CHALLENGE: Review the listing and copy each line that holds the word "CountDownLatch".

═════ SUPPLIED INFORMATION ═════

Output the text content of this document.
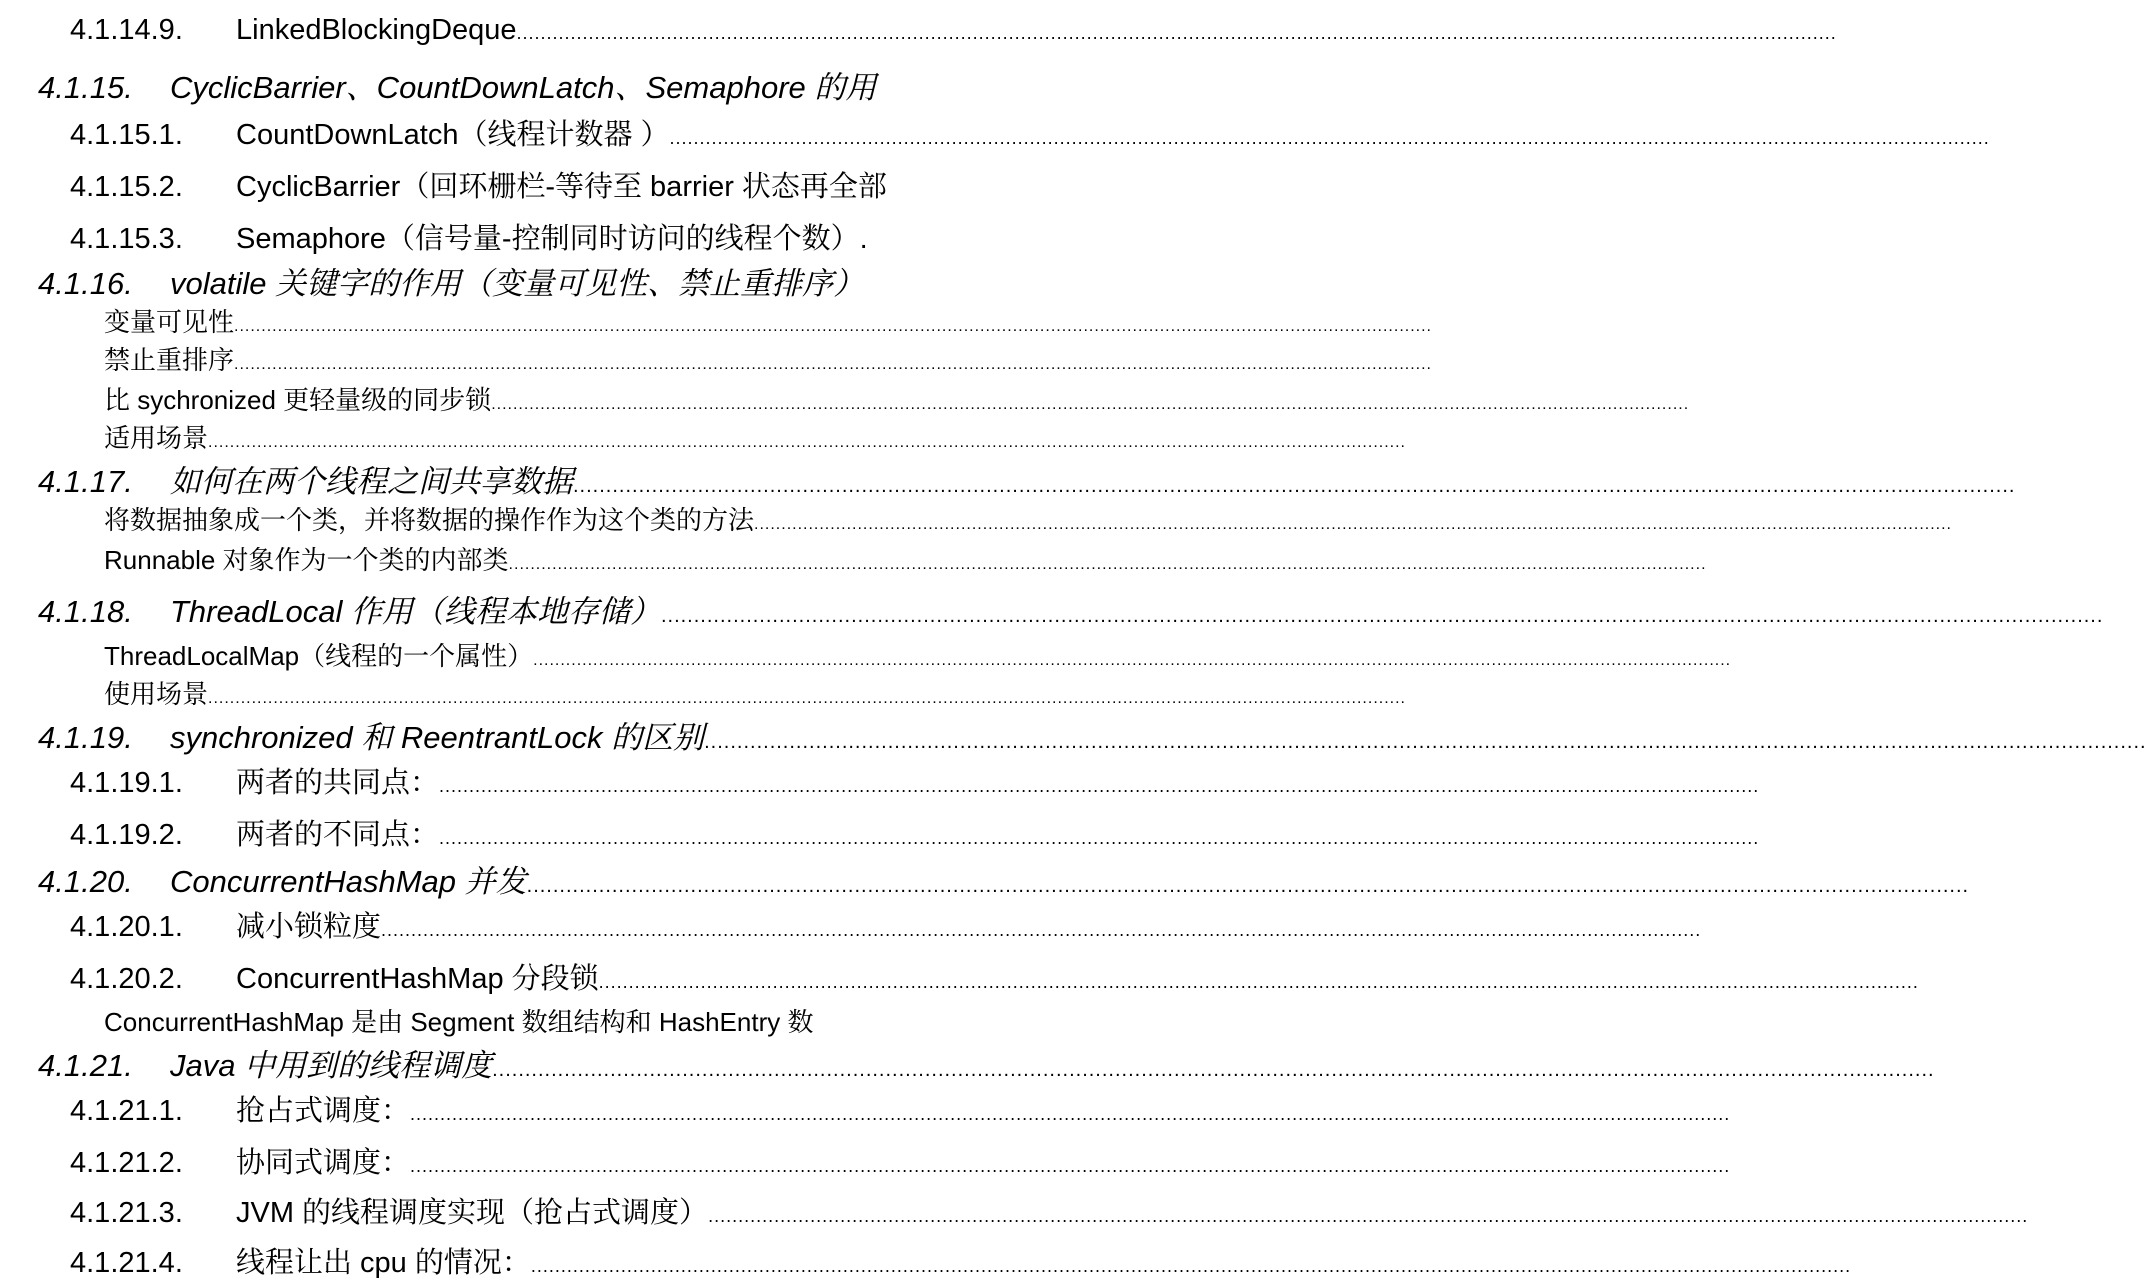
4.1.14.9.	LinkedBlockingDeque ............................................................................................................................................................................................................................
4.1.15.	CyclicBarrier、CountDownLatch、Semaphore 的用
4.1.15.1.	CountDownLatch（线程计数器 ） ............................................................................................................................................................................................................................
4.1.15.2.	CyclicBarrier（回环栅栏-等待至 barrier 状态再全部
4.1.15.3.	Semaphore（信号量-控制同时访问的线程个数）.
4.1.16.	volatile 关键字的作用（变量可见性、禁止重排序）
变量可见性 ............................................................................................................................................................................................................................
禁止重排序 ............................................................................................................................................................................................................................
比 sychronized 更轻量级的同步锁 ............................................................................................................................................................................................................................
适用场景 ............................................................................................................................................................................................................................
4.1.17.	如何在两个线程之间共享数据 ............................................................................................................................................................................................................................
将数据抽象成一个类，并将数据的操作作为这个类的方法 ............................................................................................................................................................................................................................
Runnable 对象作为一个类的内部类 ............................................................................................................................................................................................................................
4.1.18.	ThreadLocal 作用（线程本地存储） ............................................................................................................................................................................................................................
ThreadLocalMap（线程的一个属性） ............................................................................................................................................................................................................................
使用场景 ............................................................................................................................................................................................................................
4.1.19.	synchronized 和 ReentrantLock 的区别 ............................................................................................................................................................................................................................
4.1.19.1.	两者的共同点： ............................................................................................................................................................................................................................
4.1.19.2.	两者的不同点： ............................................................................................................................................................................................................................
4.1.20.	ConcurrentHashMap 并发 ............................................................................................................................................................................................................................
4.1.20.1.	减小锁粒度 ............................................................................................................................................................................................................................
4.1.20.2.	ConcurrentHashMap 分段锁 ............................................................................................................................................................................................................................
ConcurrentHashMap 是由 Segment 数组结构和 HashEntry 数
4.1.21.	Java 中用到的线程调度 ............................................................................................................................................................................................................................
4.1.21.1.	抢占式调度： ............................................................................................................................................................................................................................
4.1.21.2.	协同式调度： ............................................................................................................................................................................................................................
4.1.21.3.	JVM 的线程调度实现（抢占式调度） ............................................................................................................................................................................................................................
4.1.21.4.	线程让出 cpu 的情况： ............................................................................................................................................................................................................................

═════

EXPECTED ANSWER:
4.1.15.	CyclicBarrier、CountDownLatch、Semaphore 的用
4.1.15.1.	CountDownLatch（线程计数器 ） ............................................................................................................................................................................................................................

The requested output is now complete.